## CHALLENGE
Write only the number of lines holding the string "screenshot".

## INPUT MATERIAL
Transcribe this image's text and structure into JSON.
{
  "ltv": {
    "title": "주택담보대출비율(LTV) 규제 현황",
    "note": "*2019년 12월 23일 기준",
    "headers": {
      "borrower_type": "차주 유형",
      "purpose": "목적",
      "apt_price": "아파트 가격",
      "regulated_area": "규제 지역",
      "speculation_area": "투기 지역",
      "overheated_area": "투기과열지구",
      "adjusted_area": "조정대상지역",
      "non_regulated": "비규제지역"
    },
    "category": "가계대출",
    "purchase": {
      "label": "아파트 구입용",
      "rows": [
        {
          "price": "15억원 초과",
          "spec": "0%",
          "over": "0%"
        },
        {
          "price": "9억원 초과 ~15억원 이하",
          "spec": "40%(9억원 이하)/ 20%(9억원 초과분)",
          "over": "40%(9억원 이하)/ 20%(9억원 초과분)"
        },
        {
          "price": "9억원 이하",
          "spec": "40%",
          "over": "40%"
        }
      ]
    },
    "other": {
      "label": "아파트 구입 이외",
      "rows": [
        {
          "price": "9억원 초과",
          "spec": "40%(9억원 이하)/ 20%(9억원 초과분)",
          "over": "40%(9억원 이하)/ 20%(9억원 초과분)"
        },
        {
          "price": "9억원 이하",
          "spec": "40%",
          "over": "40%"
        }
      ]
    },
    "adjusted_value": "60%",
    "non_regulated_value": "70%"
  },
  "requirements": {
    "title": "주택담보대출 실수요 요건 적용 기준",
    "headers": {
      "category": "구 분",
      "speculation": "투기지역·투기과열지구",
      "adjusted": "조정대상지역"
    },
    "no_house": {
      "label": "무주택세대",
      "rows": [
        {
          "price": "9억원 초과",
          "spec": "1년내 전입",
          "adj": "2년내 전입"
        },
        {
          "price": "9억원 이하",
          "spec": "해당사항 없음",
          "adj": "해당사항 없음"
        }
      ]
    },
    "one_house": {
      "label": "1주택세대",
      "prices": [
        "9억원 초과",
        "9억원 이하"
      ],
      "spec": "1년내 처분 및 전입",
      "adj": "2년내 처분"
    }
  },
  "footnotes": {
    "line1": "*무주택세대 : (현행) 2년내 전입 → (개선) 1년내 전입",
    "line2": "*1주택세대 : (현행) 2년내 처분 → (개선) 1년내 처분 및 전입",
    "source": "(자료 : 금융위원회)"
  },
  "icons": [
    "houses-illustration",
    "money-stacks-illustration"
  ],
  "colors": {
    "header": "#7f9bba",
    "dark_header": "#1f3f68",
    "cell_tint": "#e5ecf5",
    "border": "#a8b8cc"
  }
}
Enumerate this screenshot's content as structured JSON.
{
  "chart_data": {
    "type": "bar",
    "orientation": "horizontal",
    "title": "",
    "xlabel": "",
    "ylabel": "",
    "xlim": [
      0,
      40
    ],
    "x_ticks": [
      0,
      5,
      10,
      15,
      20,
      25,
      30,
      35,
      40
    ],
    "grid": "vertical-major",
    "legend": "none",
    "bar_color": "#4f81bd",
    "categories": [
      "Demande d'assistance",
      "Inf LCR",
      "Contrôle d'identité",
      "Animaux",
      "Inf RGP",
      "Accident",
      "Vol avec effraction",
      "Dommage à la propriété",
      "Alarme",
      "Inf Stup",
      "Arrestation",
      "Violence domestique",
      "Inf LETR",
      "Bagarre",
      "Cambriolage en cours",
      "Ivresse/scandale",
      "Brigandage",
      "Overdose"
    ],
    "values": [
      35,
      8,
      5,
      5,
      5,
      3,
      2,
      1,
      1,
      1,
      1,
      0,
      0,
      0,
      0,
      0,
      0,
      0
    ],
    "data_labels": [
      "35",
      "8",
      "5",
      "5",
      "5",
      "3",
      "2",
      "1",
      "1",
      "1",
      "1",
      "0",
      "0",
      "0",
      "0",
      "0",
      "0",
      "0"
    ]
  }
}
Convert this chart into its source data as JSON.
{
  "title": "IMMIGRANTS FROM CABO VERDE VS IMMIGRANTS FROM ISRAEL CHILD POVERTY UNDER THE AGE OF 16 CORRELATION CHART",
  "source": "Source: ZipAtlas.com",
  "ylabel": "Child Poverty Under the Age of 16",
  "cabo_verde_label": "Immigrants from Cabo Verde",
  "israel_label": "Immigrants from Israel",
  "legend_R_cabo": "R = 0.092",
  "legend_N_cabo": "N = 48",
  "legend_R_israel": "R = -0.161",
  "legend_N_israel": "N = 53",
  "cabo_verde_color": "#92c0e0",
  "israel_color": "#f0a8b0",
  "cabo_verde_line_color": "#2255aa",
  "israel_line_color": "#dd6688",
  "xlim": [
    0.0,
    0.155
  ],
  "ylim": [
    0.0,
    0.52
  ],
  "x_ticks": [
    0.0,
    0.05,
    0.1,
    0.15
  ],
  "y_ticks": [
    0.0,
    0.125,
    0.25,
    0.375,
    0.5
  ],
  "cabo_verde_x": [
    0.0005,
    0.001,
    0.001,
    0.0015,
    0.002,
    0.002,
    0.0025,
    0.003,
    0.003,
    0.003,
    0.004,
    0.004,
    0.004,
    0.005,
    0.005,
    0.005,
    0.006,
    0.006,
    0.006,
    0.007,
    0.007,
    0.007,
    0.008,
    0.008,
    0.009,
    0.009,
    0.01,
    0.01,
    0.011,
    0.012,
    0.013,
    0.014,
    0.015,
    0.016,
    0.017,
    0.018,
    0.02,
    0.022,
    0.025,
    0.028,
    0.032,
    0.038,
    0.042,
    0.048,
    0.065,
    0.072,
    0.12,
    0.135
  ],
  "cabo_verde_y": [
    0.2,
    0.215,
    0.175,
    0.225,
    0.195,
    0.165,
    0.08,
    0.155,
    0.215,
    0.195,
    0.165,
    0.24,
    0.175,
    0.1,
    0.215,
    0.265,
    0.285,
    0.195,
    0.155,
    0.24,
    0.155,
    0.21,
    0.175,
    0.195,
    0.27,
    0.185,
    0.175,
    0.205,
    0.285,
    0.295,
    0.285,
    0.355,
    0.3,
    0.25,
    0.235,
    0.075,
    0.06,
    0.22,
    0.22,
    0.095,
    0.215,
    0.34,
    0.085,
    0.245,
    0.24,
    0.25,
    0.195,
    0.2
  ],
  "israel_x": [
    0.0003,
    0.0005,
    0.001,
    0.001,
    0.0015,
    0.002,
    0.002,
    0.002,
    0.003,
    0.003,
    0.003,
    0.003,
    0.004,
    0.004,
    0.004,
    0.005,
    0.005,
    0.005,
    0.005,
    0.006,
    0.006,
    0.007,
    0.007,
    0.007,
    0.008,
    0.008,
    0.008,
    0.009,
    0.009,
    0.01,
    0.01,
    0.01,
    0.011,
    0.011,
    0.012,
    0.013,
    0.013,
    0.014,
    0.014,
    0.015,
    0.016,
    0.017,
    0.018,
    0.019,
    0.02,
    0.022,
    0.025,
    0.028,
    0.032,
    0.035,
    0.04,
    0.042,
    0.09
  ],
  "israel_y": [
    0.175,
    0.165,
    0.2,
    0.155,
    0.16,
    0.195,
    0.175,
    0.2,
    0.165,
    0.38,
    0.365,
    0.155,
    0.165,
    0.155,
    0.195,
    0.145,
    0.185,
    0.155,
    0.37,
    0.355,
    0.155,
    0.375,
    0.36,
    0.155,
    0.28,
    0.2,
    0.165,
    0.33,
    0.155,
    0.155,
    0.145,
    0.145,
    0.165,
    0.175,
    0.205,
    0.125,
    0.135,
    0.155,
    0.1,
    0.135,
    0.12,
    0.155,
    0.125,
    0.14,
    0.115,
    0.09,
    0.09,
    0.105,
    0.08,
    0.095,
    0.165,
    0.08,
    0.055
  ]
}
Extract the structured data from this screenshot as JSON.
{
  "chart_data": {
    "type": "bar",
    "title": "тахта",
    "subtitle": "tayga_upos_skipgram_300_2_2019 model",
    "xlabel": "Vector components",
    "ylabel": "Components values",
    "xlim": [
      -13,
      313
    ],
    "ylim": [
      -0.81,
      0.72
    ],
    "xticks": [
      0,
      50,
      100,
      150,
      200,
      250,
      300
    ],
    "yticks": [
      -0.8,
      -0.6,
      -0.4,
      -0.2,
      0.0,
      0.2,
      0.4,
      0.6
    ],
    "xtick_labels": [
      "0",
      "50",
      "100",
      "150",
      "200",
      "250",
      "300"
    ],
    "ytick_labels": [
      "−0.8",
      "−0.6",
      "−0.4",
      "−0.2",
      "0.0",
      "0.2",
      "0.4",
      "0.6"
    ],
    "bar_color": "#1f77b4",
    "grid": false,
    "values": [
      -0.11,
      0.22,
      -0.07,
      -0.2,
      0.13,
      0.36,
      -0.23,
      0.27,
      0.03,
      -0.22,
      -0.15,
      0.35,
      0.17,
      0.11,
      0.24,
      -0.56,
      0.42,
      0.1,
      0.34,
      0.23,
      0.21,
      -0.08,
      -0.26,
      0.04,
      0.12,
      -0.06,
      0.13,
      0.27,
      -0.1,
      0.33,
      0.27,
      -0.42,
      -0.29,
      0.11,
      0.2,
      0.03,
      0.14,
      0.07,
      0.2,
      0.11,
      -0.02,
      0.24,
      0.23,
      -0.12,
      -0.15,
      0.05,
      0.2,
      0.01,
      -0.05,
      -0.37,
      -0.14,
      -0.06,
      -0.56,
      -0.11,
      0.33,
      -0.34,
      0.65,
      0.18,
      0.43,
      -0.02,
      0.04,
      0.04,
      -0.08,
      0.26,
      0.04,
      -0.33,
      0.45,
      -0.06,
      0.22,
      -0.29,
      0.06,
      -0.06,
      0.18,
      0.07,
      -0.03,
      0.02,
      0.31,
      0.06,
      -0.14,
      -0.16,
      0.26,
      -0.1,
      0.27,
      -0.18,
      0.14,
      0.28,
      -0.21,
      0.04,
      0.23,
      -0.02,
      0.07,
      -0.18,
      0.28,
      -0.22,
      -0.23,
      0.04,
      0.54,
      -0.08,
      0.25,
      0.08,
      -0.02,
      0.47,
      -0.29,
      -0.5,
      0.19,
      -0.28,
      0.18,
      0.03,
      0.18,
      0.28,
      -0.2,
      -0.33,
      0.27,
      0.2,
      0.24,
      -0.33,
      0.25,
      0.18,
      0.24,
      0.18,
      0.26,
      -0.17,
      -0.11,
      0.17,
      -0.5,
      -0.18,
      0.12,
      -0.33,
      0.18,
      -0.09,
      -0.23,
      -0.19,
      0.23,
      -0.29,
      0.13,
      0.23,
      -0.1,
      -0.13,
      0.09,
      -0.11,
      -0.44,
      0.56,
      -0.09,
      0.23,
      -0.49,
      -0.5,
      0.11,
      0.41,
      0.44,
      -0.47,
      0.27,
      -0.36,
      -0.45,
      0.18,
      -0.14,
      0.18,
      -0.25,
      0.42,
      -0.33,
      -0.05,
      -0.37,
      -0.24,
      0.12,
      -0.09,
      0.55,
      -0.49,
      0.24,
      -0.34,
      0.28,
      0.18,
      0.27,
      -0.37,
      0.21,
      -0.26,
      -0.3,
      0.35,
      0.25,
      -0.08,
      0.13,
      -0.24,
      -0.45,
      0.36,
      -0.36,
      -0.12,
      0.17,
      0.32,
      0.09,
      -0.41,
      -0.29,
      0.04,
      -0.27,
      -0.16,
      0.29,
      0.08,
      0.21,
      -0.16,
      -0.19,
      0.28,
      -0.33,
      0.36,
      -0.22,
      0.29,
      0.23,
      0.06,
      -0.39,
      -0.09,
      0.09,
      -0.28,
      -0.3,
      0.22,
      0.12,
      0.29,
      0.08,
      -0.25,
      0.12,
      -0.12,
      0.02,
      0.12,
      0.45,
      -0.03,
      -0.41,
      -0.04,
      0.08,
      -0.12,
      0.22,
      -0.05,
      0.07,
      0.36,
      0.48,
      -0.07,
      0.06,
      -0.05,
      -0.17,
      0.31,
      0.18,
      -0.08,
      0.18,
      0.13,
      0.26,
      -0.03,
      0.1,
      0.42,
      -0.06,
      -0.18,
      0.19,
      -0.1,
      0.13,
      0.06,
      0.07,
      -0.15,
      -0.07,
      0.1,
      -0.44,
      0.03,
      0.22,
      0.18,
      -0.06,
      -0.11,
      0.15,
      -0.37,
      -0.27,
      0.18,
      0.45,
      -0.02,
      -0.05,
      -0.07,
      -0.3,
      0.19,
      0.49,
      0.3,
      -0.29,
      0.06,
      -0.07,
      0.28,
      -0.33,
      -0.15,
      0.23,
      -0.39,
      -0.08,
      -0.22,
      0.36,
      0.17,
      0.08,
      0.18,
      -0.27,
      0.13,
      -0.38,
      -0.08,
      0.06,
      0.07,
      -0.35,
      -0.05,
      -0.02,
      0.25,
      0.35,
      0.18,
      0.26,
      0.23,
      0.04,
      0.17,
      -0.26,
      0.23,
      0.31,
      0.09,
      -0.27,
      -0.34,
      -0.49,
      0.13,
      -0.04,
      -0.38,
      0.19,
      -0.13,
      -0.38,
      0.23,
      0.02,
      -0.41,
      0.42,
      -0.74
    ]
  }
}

## FINISHED TASK
2